- Data shown -
-- START --

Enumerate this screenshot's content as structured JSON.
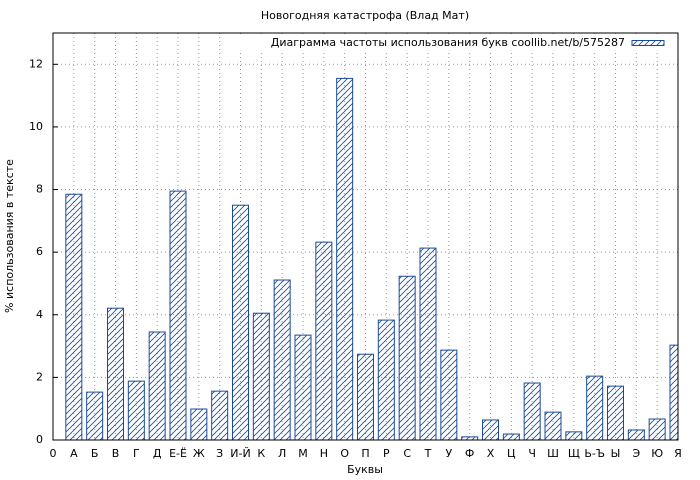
{
  "chart_data": {
    "type": "bar",
    "title": "Новогодняя катастрофа (Влад Мат)",
    "x_label": "Буквы",
    "y_label": "% использования в тексте",
    "categories": [
      "0",
      "А",
      "Б",
      "В",
      "Г",
      "Д",
      "Е-Ё",
      "Ж",
      "З",
      "И-Й",
      "К",
      "Л",
      "М",
      "Н",
      "О",
      "П",
      "Р",
      "С",
      "Т",
      "У",
      "Ф",
      "Х",
      "Ц",
      "Ч",
      "Ш",
      "Щ",
      "Ь-Ъ",
      "Ы",
      "Э",
      "Ю",
      "Я"
    ],
    "series": [
      {
        "name": "Диаграмма частоты использования букв coollib.net/b/575287",
        "color": "#1a4a9c",
        "values": [
          null,
          7.85,
          1.53,
          4.21,
          1.88,
          3.45,
          7.95,
          0.99,
          1.56,
          7.5,
          4.05,
          5.11,
          3.35,
          6.32,
          11.55,
          2.74,
          3.83,
          5.23,
          6.13,
          2.87,
          0.1,
          0.64,
          0.19,
          1.82,
          0.89,
          0.26,
          2.04,
          1.72,
          0.32,
          0.67,
          3.03
        ]
      }
    ],
    "ylim": [
      0,
      13
    ],
    "yticks": [
      0,
      2,
      4,
      6,
      8,
      10,
      12
    ],
    "grid": true,
    "legend": "top-right"
  }
}
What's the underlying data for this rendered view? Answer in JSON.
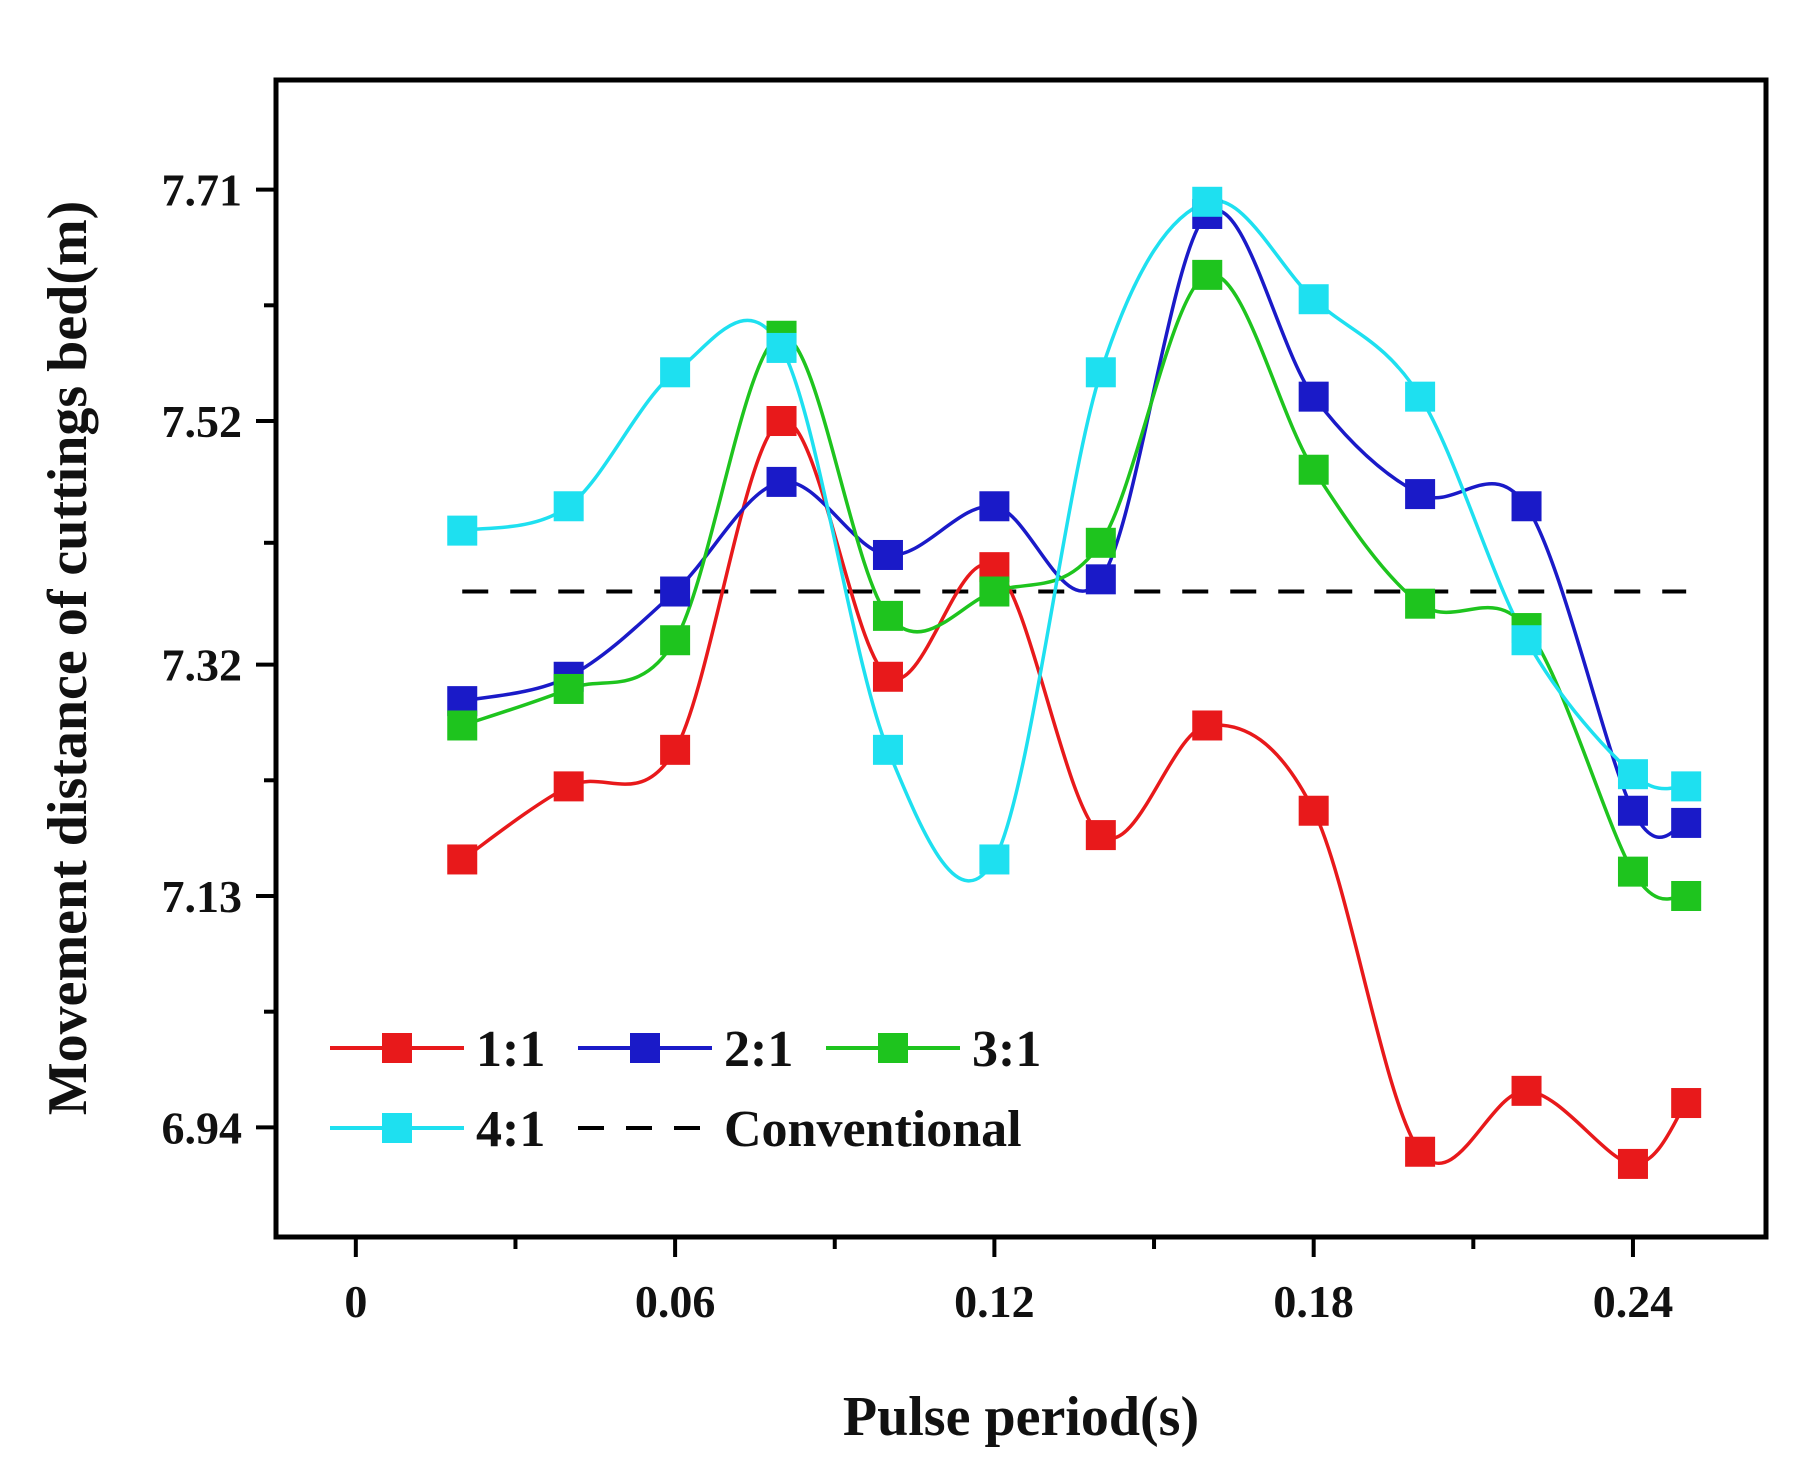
{
  "chart_data": {
    "type": "line",
    "xlabel": "Pulse period(s)",
    "ylabel": "Movement distance of cuttings bed(m)",
    "xlim": [
      -0.015,
      0.265
    ],
    "ylim": [
      6.85,
      7.8
    ],
    "x_ticks": [
      0,
      0.06,
      0.12,
      0.18,
      0.24
    ],
    "x_tick_labels": [
      "0",
      "0.06",
      "0.12",
      "0.18",
      "0.24"
    ],
    "y_ticks": [
      6.94,
      7.13,
      7.32,
      7.52,
      7.71
    ],
    "y_tick_labels": [
      "6.94",
      "7.13",
      "7.32",
      "7.52",
      "7.71"
    ],
    "grid": false,
    "legend_position": "bottom-left",
    "x": [
      0.02,
      0.04,
      0.06,
      0.08,
      0.1,
      0.12,
      0.14,
      0.16,
      0.18,
      0.2,
      0.22,
      0.24,
      0.25
    ],
    "series": [
      {
        "name": "1:1",
        "color": "#e8191b",
        "marker": "square",
        "line_style": "solid",
        "values": [
          7.16,
          7.22,
          7.25,
          7.52,
          7.31,
          7.4,
          7.18,
          7.27,
          7.2,
          6.92,
          6.97,
          6.91,
          6.96
        ]
      },
      {
        "name": "2:1",
        "color": "#1a1ac8",
        "marker": "square",
        "line_style": "solid",
        "values": [
          7.29,
          7.31,
          7.38,
          7.47,
          7.41,
          7.45,
          7.39,
          7.69,
          7.54,
          7.46,
          7.45,
          7.2,
          7.19
        ]
      },
      {
        "name": "3:1",
        "color": "#1ec41e",
        "marker": "square",
        "line_style": "solid",
        "values": [
          7.27,
          7.3,
          7.34,
          7.59,
          7.36,
          7.38,
          7.42,
          7.64,
          7.48,
          7.37,
          7.35,
          7.15,
          7.13
        ]
      },
      {
        "name": "4:1",
        "color": "#1ee0f0",
        "marker": "square",
        "line_style": "solid",
        "values": [
          7.43,
          7.45,
          7.56,
          7.58,
          7.25,
          7.16,
          7.56,
          7.7,
          7.62,
          7.54,
          7.34,
          7.23,
          7.22
        ]
      },
      {
        "name": "Conventional",
        "color": "#000000",
        "marker": "none",
        "line_style": "dashed",
        "x": [
          0.02,
          0.25
        ],
        "values": [
          7.38,
          7.38
        ]
      }
    ]
  }
}
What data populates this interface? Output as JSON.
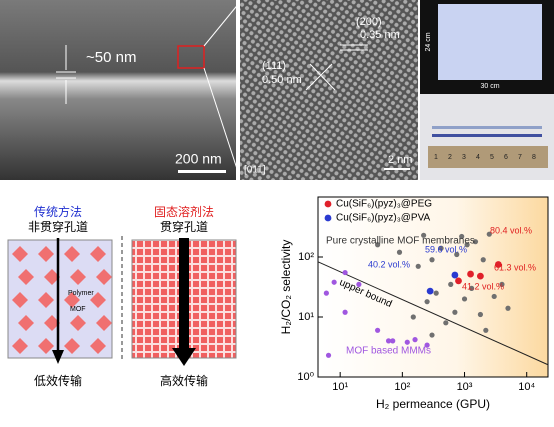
{
  "sem": {
    "thickness": "~50 nm",
    "scale": "200 nm"
  },
  "tem": {
    "plane_a": "(200)",
    "spacing_a": "0.35 nm",
    "plane_b": "(111)",
    "spacing_b": "0.50 nm",
    "zone": "[011]",
    "scale": "2 nm"
  },
  "photo": {
    "height": "24 cm",
    "width": "30 cm",
    "ruler": [
      "1",
      "2",
      "3",
      "4",
      "5",
      "6",
      "7",
      "8"
    ]
  },
  "diagram": {
    "left": {
      "title": "传统方法",
      "subtitle": "非贯穿孔道",
      "polymer": "Polymer",
      "mof": "MOF",
      "result": "低效传输"
    },
    "right": {
      "title": "固态溶剂法",
      "subtitle": "贯穿孔道",
      "result": "高效传输"
    }
  },
  "chart_data": {
    "type": "scatter",
    "x_label": "H₂ permeance (GPU)",
    "y_label": "H₂/CO₂ selectivity",
    "log_x": true,
    "log_y": true,
    "xlim": [
      4.4,
      22000
    ],
    "ylim": [
      1,
      1000
    ],
    "xticks": [
      {
        "value": 10,
        "label": "10¹"
      },
      {
        "value": 100,
        "label": "10²"
      },
      {
        "value": 1000,
        "label": "10³"
      },
      {
        "value": 10000,
        "label": "10⁴"
      }
    ],
    "yticks": [
      {
        "value": 1,
        "label": "10⁰"
      },
      {
        "value": 10,
        "label": "10¹"
      },
      {
        "value": 100,
        "label": "10²"
      }
    ],
    "legend": "upper left",
    "series": [
      {
        "name": "Cu(SiF₆)(pyz)₃@PEG",
        "color": "#e0202a",
        "x": [
          800,
          1250,
          1800,
          3500
        ],
        "values": [
          40,
          52,
          48,
          75
        ]
      },
      {
        "name": "Cu(SiF₆)(pyz)₃@PVA",
        "color": "#2a3ad0",
        "x": [
          280,
          700
        ],
        "values": [
          27,
          50
        ]
      }
    ],
    "reference": [
      {
        "name": "Pure crystalline MOF membranes",
        "color": "#707070",
        "x": [
          40,
          90,
          180,
          220,
          300,
          350,
          420,
          600,
          750,
          900,
          1100,
          1300,
          1500,
          2000,
          2500,
          3000,
          4000,
          5000,
          300,
          500,
          700,
          1000,
          150,
          250,
          2200,
          1800
        ],
        "values": [
          160,
          120,
          70,
          230,
          90,
          25,
          140,
          35,
          110,
          220,
          160,
          30,
          180,
          90,
          240,
          22,
          35,
          14,
          5,
          8,
          12,
          20,
          10,
          18,
          6,
          11
        ]
      },
      {
        "name": "MOF based MMMs",
        "color": "#a057e0",
        "x": [
          6,
          8,
          12,
          20,
          40,
          60,
          70,
          120,
          160,
          250,
          6.5,
          12
        ],
        "values": [
          25,
          38,
          55,
          35,
          6,
          4,
          4,
          3.8,
          4.2,
          3.4,
          2.3,
          12
        ]
      }
    ],
    "upper_bound": {
      "name": "upper bound",
      "color": "#222222",
      "x": [
        4.4,
        22000
      ],
      "values": [
        83,
        1.6
      ]
    },
    "value_annotations": [
      "80.4 vol.%",
      "61.3 vol.%",
      "41.2 vol.%",
      "59.6 vol.%",
      "40.2 vol.%"
    ]
  }
}
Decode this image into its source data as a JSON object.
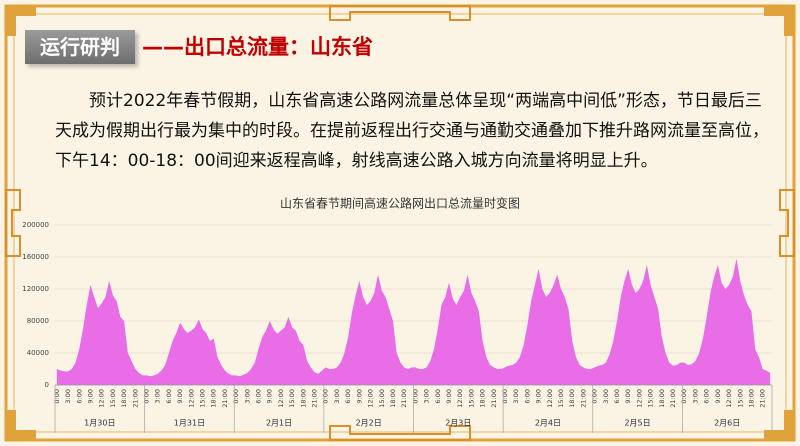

-- END --

Copy each line of the records precisely and drop any images they hold.

Enumerate this screenshot's content as structured JSON.
{
  "chart_data": {
    "type": "bar",
    "title": "Новогодняя катастрофа (Влад Мат)",
    "x_label": "Буквы",
    "y_label": "% использования в тексте",
    "categories": [
      "0",
      "А",
      "Б",
      "В",
      "Г",
      "Д",
      "Е-Ё",
      "Ж",
      "З",
      "И-Й",
      "К",
      "Л",
      "М",
      "Н",
      "О",
      "П",
      "Р",
      "С",
      "Т",
      "У",
      "Ф",
      "Х",
      "Ц",
      "Ч",
      "Ш",
      "Щ",
      "Ь-Ъ",
      "Ы",
      "Э",
      "Ю",
      "Я"
    ],
    "series": [
      {
        "name": "Диаграмма частоты использования букв coollib.net/b/575287",
        "color": "#1a4a9c",
        "values": [
          null,
          7.85,
          1.53,
          4.21,
          1.88,
          3.45,
          7.95,
          0.99,
          1.56,
          7.5,
          4.05,
          5.11,
          3.35,
          6.32,
          11.55,
          2.74,
          3.83,
          5.23,
          6.13,
          2.87,
          0.1,
          0.64,
          0.19,
          1.82,
          0.89,
          0.26,
          2.04,
          1.72,
          0.32,
          0.67,
          3.03
        ]
      }
    ],
    "ylim": [
      0,
      13
    ],
    "yticks": [
      0,
      2,
      4,
      6,
      8,
      10,
      12
    ],
    "grid": true,
    "legend": "top-right"
  }
}
What's the underlying data for this rendered view? Answer in JSON.
{
  "chart_data": {
    "type": "line",
    "xlabel": "Pulse period(s)",
    "ylabel": "Movement distance of cuttings bed(m)",
    "xlim": [
      -0.015,
      0.265
    ],
    "ylim": [
      6.85,
      7.8
    ],
    "x_ticks": [
      0,
      0.06,
      0.12,
      0.18,
      0.24
    ],
    "x_tick_labels": [
      "0",
      "0.06",
      "0.12",
      "0.18",
      "0.24"
    ],
    "y_ticks": [
      6.94,
      7.13,
      7.32,
      7.52,
      7.71
    ],
    "y_tick_labels": [
      "6.94",
      "7.13",
      "7.32",
      "7.52",
      "7.71"
    ],
    "grid": false,
    "legend_position": "bottom-left",
    "x": [
      0.02,
      0.04,
      0.06,
      0.08,
      0.1,
      0.12,
      0.14,
      0.16,
      0.18,
      0.2,
      0.22,
      0.24,
      0.25
    ],
    "series": [
      {
        "name": "1:1",
        "color": "#e8191b",
        "marker": "square",
        "line_style": "solid",
        "values": [
          7.16,
          7.22,
          7.25,
          7.52,
          7.31,
          7.4,
          7.18,
          7.27,
          7.2,
          6.92,
          6.97,
          6.91,
          6.96
        ]
      },
      {
        "name": "2:1",
        "color": "#1a1ac8",
        "marker": "square",
        "line_style": "solid",
        "values": [
          7.29,
          7.31,
          7.38,
          7.47,
          7.41,
          7.45,
          7.39,
          7.69,
          7.54,
          7.46,
          7.45,
          7.2,
          7.19
        ]
      },
      {
        "name": "3:1",
        "color": "#1ec41e",
        "marker": "square",
        "line_style": "solid",
        "values": [
          7.27,
          7.3,
          7.34,
          7.59,
          7.36,
          7.38,
          7.42,
          7.64,
          7.48,
          7.37,
          7.35,
          7.15,
          7.13
        ]
      },
      {
        "name": "4:1",
        "color": "#1ee0f0",
        "marker": "square",
        "line_style": "solid",
        "values": [
          7.43,
          7.45,
          7.56,
          7.58,
          7.25,
          7.16,
          7.56,
          7.7,
          7.62,
          7.54,
          7.34,
          7.23,
          7.22
        ]
      },
      {
        "name": "Conventional",
        "color": "#000000",
        "marker": "none",
        "line_style": "dashed",
        "x": [
          0.02,
          0.25
        ],
        "values": [
          7.38,
          7.38
        ]
      }
    ]
  }
}
What data populates this interface? Output as JSON.
{
  "sem": {
    "thickness": "~50 nm",
    "scale": "200 nm"
  },
  "tem": {
    "plane_a": "(200)",
    "spacing_a": "0.35 nm",
    "plane_b": "(111)",
    "spacing_b": "0.50 nm",
    "zone": "[011]",
    "scale": "2 nm"
  },
  "photo": {
    "height": "24 cm",
    "width": "30 cm",
    "ruler": [
      "1",
      "2",
      "3",
      "4",
      "5",
      "6",
      "7",
      "8"
    ]
  },
  "diagram": {
    "left": {
      "title": "传统方法",
      "subtitle": "非贯穿孔道",
      "polymer": "Polymer",
      "mof": "MOF",
      "result": "低效传输"
    },
    "right": {
      "title": "固态溶剂法",
      "subtitle": "贯穿孔道",
      "result": "高效传输"
    }
  },
  "chart_data": {
    "type": "scatter",
    "x_label": "H₂ permeance (GPU)",
    "y_label": "H₂/CO₂ selectivity",
    "log_x": true,
    "log_y": true,
    "xlim": [
      4.4,
      22000
    ],
    "ylim": [
      1,
      1000
    ],
    "xticks": [
      {
        "value": 10,
        "label": "10¹"
      },
      {
        "value": 100,
        "label": "10²"
      },
      {
        "value": 1000,
        "label": "10³"
      },
      {
        "value": 10000,
        "label": "10⁴"
      }
    ],
    "yticks": [
      {
        "value": 1,
        "label": "10⁰"
      },
      {
        "value": 10,
        "label": "10¹"
      },
      {
        "value": 100,
        "label": "10²"
      }
    ],
    "legend": "upper left",
    "series": [
      {
        "name": "Cu(SiF₆)(pyz)₃@PEG",
        "color": "#e0202a",
        "x": [
          800,
          1250,
          1800,
          3500
        ],
        "values": [
          40,
          52,
          48,
          75
        ]
      },
      {
        "name": "Cu(SiF₆)(pyz)₃@PVA",
        "color": "#2a3ad0",
        "x": [
          280,
          700
        ],
        "values": [
          27,
          50
        ]
      }
    ],
    "reference": [
      {
        "name": "Pure crystalline MOF membranes",
        "color": "#707070",
        "x": [
          40,
          90,
          180,
          220,
          300,
          350,
          420,
          600,
          750,
          900,
          1100,
          1300,
          1500,
          2000,
          2500,
          3000,
          4000,
          5000,
          300,
          500,
          700,
          1000,
          150,
          250,
          2200,
          1800
        ],
        "values": [
          160,
          120,
          70,
          230,
          90,
          25,
          140,
          35,
          110,
          220,
          160,
          30,
          180,
          90,
          240,
          22,
          35,
          14,
          5,
          8,
          12,
          20,
          10,
          18,
          6,
          11
        ]
      },
      {
        "name": "MOF based MMMs",
        "color": "#a057e0",
        "x": [
          6,
          8,
          12,
          20,
          40,
          60,
          70,
          120,
          160,
          250,
          6.5,
          12
        ],
        "values": [
          25,
          38,
          55,
          35,
          6,
          4,
          4,
          3.8,
          4.2,
          3.4,
          2.3,
          12
        ]
      }
    ],
    "upper_bound": {
      "name": "upper bound",
      "color": "#222222",
      "x": [
        4.4,
        22000
      ],
      "values": [
        83,
        1.6
      ]
    },
    "value_annotations": [
      "80.4 vol.%",
      "61.3 vol.%",
      "41.2 vol.%",
      "59.6 vol.%",
      "40.2 vol.%"
    ]
  }
}
Decode this image into its source data as a JSON object.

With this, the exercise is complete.